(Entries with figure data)
....

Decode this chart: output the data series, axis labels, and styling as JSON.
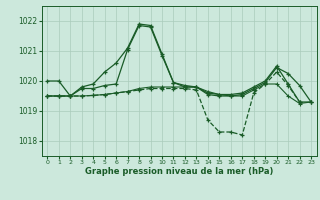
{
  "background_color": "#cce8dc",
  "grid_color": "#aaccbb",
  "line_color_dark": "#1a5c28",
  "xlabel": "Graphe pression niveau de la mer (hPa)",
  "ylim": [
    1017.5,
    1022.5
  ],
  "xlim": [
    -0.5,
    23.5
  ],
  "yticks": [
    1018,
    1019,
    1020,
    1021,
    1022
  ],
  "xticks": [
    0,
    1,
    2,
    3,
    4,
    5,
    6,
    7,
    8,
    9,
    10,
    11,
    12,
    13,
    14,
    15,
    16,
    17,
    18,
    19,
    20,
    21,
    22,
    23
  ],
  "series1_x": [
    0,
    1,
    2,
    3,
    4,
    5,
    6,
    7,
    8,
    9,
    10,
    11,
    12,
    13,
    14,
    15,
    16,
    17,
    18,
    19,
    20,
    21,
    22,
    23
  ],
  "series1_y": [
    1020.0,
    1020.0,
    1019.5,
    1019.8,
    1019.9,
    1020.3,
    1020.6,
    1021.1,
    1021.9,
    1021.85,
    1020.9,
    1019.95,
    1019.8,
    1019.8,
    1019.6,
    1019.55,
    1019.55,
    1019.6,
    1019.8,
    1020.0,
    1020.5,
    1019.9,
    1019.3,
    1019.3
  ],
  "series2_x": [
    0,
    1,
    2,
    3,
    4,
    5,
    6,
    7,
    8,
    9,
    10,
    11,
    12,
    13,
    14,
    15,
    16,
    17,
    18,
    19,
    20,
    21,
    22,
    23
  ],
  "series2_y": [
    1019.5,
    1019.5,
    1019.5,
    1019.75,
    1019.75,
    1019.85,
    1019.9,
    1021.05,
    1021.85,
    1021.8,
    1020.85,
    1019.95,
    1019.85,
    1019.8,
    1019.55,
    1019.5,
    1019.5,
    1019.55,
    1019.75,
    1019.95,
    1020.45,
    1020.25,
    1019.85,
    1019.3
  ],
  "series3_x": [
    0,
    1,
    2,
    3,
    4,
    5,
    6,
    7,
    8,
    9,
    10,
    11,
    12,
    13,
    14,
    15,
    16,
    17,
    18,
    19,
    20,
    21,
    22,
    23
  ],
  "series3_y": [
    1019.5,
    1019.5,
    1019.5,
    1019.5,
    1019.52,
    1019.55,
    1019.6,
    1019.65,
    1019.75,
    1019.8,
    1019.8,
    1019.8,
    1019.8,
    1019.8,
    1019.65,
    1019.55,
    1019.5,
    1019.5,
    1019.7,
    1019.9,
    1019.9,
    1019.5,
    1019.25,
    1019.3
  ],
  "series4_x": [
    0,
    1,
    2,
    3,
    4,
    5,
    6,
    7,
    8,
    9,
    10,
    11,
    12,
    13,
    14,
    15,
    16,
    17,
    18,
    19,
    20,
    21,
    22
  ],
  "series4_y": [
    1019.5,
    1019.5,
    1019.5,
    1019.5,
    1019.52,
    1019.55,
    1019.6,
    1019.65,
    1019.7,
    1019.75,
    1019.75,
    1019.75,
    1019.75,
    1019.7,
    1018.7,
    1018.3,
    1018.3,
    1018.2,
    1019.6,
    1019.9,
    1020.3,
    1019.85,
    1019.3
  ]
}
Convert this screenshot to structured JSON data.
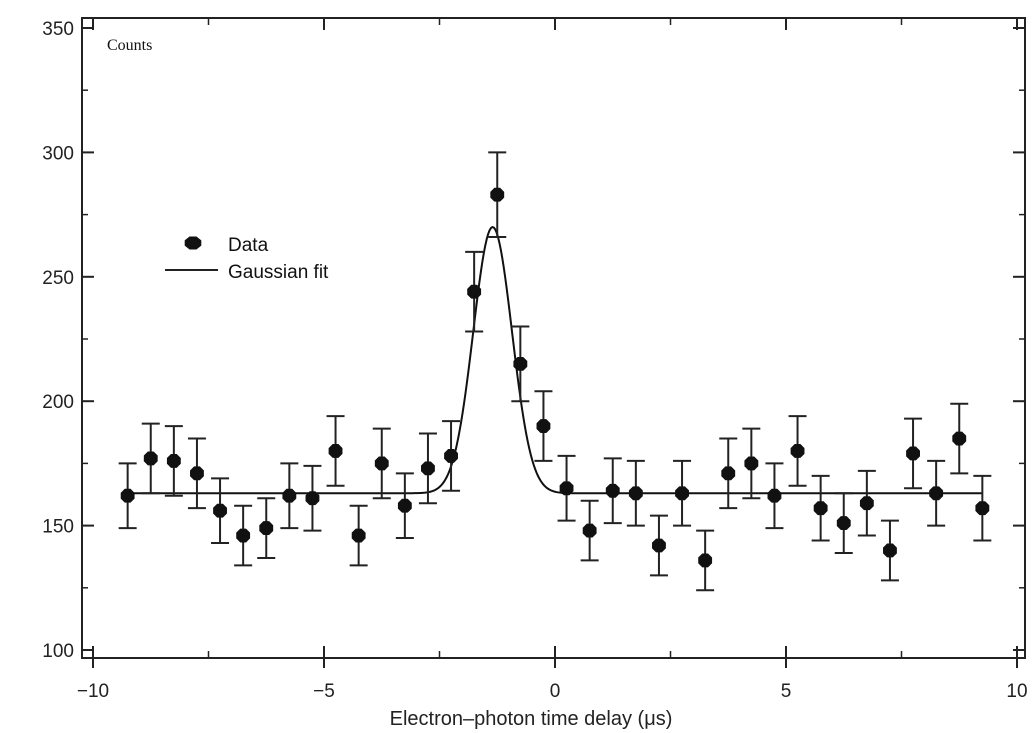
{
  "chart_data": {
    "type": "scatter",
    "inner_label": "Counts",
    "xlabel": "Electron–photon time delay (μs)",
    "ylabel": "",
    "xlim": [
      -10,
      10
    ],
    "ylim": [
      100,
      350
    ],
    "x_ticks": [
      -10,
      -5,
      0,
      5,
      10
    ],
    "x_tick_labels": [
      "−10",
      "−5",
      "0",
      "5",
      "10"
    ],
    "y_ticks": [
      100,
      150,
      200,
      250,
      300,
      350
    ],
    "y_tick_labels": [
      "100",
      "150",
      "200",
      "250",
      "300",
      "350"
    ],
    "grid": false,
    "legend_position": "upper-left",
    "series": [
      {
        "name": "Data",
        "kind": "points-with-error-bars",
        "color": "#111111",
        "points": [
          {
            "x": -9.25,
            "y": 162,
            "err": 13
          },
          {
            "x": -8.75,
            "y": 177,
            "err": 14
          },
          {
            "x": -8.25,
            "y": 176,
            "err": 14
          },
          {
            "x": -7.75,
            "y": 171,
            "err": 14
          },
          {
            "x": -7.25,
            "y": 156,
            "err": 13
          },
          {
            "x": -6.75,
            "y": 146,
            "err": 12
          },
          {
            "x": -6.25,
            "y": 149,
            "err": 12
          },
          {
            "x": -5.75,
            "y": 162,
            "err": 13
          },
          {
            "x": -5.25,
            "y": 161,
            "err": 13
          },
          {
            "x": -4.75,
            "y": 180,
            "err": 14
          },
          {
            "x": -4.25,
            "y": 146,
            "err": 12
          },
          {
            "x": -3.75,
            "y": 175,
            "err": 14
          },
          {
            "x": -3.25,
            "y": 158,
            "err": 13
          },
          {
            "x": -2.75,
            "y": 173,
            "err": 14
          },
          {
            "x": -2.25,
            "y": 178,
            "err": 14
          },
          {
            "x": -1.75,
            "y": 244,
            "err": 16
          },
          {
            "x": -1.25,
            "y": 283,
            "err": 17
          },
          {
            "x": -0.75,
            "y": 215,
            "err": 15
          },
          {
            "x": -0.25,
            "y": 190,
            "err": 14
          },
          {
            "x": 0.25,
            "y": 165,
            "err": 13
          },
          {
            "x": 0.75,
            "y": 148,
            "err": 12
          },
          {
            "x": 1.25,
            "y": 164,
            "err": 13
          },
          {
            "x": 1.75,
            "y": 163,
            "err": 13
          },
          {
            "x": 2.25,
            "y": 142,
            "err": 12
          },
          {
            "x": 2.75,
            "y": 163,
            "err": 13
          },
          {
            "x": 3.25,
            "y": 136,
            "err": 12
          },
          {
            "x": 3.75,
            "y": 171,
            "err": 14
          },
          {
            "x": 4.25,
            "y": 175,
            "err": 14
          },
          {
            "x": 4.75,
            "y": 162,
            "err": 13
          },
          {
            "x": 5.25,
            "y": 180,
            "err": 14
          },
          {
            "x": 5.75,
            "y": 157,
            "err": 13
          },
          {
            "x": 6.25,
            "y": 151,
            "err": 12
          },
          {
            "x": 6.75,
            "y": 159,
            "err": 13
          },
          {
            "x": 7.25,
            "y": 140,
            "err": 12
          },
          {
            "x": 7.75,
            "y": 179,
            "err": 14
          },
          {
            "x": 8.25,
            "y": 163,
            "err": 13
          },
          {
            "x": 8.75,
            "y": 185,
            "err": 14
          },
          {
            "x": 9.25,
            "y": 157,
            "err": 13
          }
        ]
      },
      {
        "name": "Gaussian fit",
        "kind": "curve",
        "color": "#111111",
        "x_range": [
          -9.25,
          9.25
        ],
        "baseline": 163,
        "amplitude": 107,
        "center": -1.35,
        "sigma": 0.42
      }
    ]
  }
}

....

**TASK DIRECTIONS:**
Leave the pictures out, and transcribe each of the records exactly.

**EXERCISE SOLUTION:**
Decode this chart: output the data series, axis labels, and styling as JSON.
{
  "background_color": "#cce8dc",
  "grid_color": "#aaccbb",
  "line_color_dark": "#1a5c28",
  "xlabel": "Graphe pression niveau de la mer (hPa)",
  "ylim": [
    1017.5,
    1022.5
  ],
  "xlim": [
    -0.5,
    23.5
  ],
  "yticks": [
    1018,
    1019,
    1020,
    1021,
    1022
  ],
  "xticks": [
    0,
    1,
    2,
    3,
    4,
    5,
    6,
    7,
    8,
    9,
    10,
    11,
    12,
    13,
    14,
    15,
    16,
    17,
    18,
    19,
    20,
    21,
    22,
    23
  ],
  "series1_x": [
    0,
    1,
    2,
    3,
    4,
    5,
    6,
    7,
    8,
    9,
    10,
    11,
    12,
    13,
    14,
    15,
    16,
    17,
    18,
    19,
    20,
    21,
    22,
    23
  ],
  "series1_y": [
    1020.0,
    1020.0,
    1019.5,
    1019.8,
    1019.9,
    1020.3,
    1020.6,
    1021.1,
    1021.9,
    1021.85,
    1020.9,
    1019.95,
    1019.8,
    1019.8,
    1019.6,
    1019.55,
    1019.55,
    1019.6,
    1019.8,
    1020.0,
    1020.5,
    1019.9,
    1019.3,
    1019.3
  ],
  "series2_x": [
    0,
    1,
    2,
    3,
    4,
    5,
    6,
    7,
    8,
    9,
    10,
    11,
    12,
    13,
    14,
    15,
    16,
    17,
    18,
    19,
    20,
    21,
    22,
    23
  ],
  "series2_y": [
    1019.5,
    1019.5,
    1019.5,
    1019.75,
    1019.75,
    1019.85,
    1019.9,
    1021.05,
    1021.85,
    1021.8,
    1020.85,
    1019.95,
    1019.85,
    1019.8,
    1019.55,
    1019.5,
    1019.5,
    1019.55,
    1019.75,
    1019.95,
    1020.45,
    1020.25,
    1019.85,
    1019.3
  ],
  "series3_x": [
    0,
    1,
    2,
    3,
    4,
    5,
    6,
    7,
    8,
    9,
    10,
    11,
    12,
    13,
    14,
    15,
    16,
    17,
    18,
    19,
    20,
    21,
    22,
    23
  ],
  "series3_y": [
    1019.5,
    1019.5,
    1019.5,
    1019.5,
    1019.52,
    1019.55,
    1019.6,
    1019.65,
    1019.75,
    1019.8,
    1019.8,
    1019.8,
    1019.8,
    1019.8,
    1019.65,
    1019.55,
    1019.5,
    1019.5,
    1019.7,
    1019.9,
    1019.9,
    1019.5,
    1019.25,
    1019.3
  ],
  "series4_x": [
    0,
    1,
    2,
    3,
    4,
    5,
    6,
    7,
    8,
    9,
    10,
    11,
    12,
    13,
    14,
    15,
    16,
    17,
    18,
    19,
    20,
    21,
    22
  ],
  "series4_y": [
    1019.5,
    1019.5,
    1019.5,
    1019.5,
    1019.52,
    1019.55,
    1019.6,
    1019.65,
    1019.7,
    1019.75,
    1019.75,
    1019.75,
    1019.75,
    1019.7,
    1018.7,
    1018.3,
    1018.3,
    1018.2,
    1019.6,
    1019.9,
    1020.3,
    1019.85,
    1019.3
  ]
}
Convert this screenshot to structured JSON data.
{
  "chart_data": {
    "type": "scatter",
    "inner_label": "Counts",
    "xlabel": "Electron–photon time delay (μs)",
    "ylabel": "",
    "xlim": [
      -10,
      10
    ],
    "ylim": [
      100,
      350
    ],
    "x_ticks": [
      -10,
      -5,
      0,
      5,
      10
    ],
    "x_tick_labels": [
      "−10",
      "−5",
      "0",
      "5",
      "10"
    ],
    "y_ticks": [
      100,
      150,
      200,
      250,
      300,
      350
    ],
    "y_tick_labels": [
      "100",
      "150",
      "200",
      "250",
      "300",
      "350"
    ],
    "grid": false,
    "legend_position": "upper-left",
    "series": [
      {
        "name": "Data",
        "kind": "points-with-error-bars",
        "color": "#111111",
        "points": [
          {
            "x": -9.25,
            "y": 162,
            "err": 13
          },
          {
            "x": -8.75,
            "y": 177,
            "err": 14
          },
          {
            "x": -8.25,
            "y": 176,
            "err": 14
          },
          {
            "x": -7.75,
            "y": 171,
            "err": 14
          },
          {
            "x": -7.25,
            "y": 156,
            "err": 13
          },
          {
            "x": -6.75,
            "y": 146,
            "err": 12
          },
          {
            "x": -6.25,
            "y": 149,
            "err": 12
          },
          {
            "x": -5.75,
            "y": 162,
            "err": 13
          },
          {
            "x": -5.25,
            "y": 161,
            "err": 13
          },
          {
            "x": -4.75,
            "y": 180,
            "err": 14
          },
          {
            "x": -4.25,
            "y": 146,
            "err": 12
          },
          {
            "x": -3.75,
            "y": 175,
            "err": 14
          },
          {
            "x": -3.25,
            "y": 158,
            "err": 13
          },
          {
            "x": -2.75,
            "y": 173,
            "err": 14
          },
          {
            "x": -2.25,
            "y": 178,
            "err": 14
          },
          {
            "x": -1.75,
            "y": 244,
            "err": 16
          },
          {
            "x": -1.25,
            "y": 283,
            "err": 17
          },
          {
            "x": -0.75,
            "y": 215,
            "err": 15
          },
          {
            "x": -0.25,
            "y": 190,
            "err": 14
          },
          {
            "x": 0.25,
            "y": 165,
            "err": 13
          },
          {
            "x": 0.75,
            "y": 148,
            "err": 12
          },
          {
            "x": 1.25,
            "y": 164,
            "err": 13
          },
          {
            "x": 1.75,
            "y": 163,
            "err": 13
          },
          {
            "x": 2.25,
            "y": 142,
            "err": 12
          },
          {
            "x": 2.75,
            "y": 163,
            "err": 13
          },
          {
            "x": 3.25,
            "y": 136,
            "err": 12
          },
          {
            "x": 3.75,
            "y": 171,
            "err": 14
          },
          {
            "x": 4.25,
            "y": 175,
            "err": 14
          },
          {
            "x": 4.75,
            "y": 162,
            "err": 13
          },
          {
            "x": 5.25,
            "y": 180,
            "err": 14
          },
          {
            "x": 5.75,
            "y": 157,
            "err": 13
          },
          {
            "x": 6.25,
            "y": 151,
            "err": 12
          },
          {
            "x": 6.75,
            "y": 159,
            "err": 13
          },
          {
            "x": 7.25,
            "y": 140,
            "err": 12
          },
          {
            "x": 7.75,
            "y": 179,
            "err": 14
          },
          {
            "x": 8.25,
            "y": 163,
            "err": 13
          },
          {
            "x": 8.75,
            "y": 185,
            "err": 14
          },
          {
            "x": 9.25,
            "y": 157,
            "err": 13
          }
        ]
      },
      {
        "name": "Gaussian fit",
        "kind": "curve",
        "color": "#111111",
        "x_range": [
          -9.25,
          9.25
        ],
        "baseline": 163,
        "amplitude": 107,
        "center": -1.35,
        "sigma": 0.42
      }
    ]
  }
}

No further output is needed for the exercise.